What this task involves:
Look through the data below and return each line where "avoit" appears.

Records:
▽
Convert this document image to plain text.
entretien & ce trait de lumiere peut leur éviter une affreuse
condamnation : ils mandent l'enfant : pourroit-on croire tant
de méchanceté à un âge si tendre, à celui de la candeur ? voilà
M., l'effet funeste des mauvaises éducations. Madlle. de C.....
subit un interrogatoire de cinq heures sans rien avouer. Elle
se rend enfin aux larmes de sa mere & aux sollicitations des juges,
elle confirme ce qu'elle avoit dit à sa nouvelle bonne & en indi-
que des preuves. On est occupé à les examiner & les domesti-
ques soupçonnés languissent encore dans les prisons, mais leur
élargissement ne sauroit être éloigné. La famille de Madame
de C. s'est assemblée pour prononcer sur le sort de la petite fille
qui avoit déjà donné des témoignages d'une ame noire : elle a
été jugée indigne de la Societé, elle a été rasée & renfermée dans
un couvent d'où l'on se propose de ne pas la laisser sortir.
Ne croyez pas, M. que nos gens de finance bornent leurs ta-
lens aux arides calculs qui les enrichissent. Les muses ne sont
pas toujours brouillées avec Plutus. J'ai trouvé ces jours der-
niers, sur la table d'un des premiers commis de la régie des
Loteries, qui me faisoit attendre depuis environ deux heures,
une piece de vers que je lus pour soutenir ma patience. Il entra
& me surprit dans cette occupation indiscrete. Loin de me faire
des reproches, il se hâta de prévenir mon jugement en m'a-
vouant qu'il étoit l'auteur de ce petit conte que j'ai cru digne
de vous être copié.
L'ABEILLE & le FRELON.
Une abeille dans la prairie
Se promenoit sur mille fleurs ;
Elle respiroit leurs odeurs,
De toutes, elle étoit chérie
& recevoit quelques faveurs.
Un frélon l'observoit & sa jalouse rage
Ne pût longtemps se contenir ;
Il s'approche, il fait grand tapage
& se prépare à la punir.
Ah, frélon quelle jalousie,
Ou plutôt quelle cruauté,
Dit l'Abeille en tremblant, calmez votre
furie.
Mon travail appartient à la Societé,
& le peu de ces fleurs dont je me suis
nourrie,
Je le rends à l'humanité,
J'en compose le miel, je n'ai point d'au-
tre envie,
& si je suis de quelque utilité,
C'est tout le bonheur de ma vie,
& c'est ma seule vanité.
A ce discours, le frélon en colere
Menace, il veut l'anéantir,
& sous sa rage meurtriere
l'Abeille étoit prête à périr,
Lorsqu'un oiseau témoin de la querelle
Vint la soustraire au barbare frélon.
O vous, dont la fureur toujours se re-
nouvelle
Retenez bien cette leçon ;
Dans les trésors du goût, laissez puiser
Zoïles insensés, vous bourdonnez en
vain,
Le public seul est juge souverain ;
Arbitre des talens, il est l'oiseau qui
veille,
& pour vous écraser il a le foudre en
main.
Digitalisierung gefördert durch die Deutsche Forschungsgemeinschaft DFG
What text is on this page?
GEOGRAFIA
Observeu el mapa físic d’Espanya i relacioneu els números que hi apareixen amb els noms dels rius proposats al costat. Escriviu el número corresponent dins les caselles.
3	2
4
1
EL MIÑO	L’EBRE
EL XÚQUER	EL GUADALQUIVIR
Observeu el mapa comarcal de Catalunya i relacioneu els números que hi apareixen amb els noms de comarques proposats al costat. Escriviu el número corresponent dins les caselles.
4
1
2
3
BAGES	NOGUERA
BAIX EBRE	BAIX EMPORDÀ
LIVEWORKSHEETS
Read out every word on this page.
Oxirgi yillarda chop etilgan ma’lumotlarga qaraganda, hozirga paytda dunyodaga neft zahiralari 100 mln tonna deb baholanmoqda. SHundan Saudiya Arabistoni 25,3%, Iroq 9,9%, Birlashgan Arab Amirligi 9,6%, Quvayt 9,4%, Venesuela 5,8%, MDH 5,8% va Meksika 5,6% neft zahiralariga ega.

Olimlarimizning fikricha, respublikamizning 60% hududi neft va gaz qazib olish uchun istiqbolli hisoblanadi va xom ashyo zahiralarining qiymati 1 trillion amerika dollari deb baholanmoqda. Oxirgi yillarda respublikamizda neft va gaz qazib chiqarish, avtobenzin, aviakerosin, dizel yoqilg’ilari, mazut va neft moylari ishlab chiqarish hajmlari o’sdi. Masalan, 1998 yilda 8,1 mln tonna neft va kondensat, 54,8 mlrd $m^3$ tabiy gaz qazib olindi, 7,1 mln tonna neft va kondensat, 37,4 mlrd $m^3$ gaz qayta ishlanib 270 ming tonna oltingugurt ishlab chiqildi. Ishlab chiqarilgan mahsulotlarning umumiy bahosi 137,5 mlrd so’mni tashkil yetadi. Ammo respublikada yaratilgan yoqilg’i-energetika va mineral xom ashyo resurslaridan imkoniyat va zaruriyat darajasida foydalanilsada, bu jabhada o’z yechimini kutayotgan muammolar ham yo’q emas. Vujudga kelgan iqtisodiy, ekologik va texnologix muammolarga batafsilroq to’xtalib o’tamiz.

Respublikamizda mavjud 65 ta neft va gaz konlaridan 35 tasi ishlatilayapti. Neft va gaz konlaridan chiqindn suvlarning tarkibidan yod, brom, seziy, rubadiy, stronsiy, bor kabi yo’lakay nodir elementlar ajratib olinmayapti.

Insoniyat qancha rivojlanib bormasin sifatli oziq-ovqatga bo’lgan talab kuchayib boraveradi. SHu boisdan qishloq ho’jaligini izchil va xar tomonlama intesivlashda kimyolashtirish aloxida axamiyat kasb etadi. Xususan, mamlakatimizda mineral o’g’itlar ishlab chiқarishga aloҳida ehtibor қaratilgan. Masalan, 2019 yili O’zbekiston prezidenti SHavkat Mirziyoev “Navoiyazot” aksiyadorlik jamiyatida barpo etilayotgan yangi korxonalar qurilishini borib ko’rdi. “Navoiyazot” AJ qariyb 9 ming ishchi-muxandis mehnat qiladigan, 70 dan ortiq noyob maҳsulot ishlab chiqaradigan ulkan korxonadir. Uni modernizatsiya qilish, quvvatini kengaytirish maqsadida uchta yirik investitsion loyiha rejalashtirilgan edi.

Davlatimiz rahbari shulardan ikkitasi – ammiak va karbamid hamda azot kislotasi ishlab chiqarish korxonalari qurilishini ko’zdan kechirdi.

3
△
Written answer:
elle confirme ce qu'elle avoit dit à sa nouvelle bonne & en indi-
qui avoit déjà donné des témoignages d'une ame noire : elle a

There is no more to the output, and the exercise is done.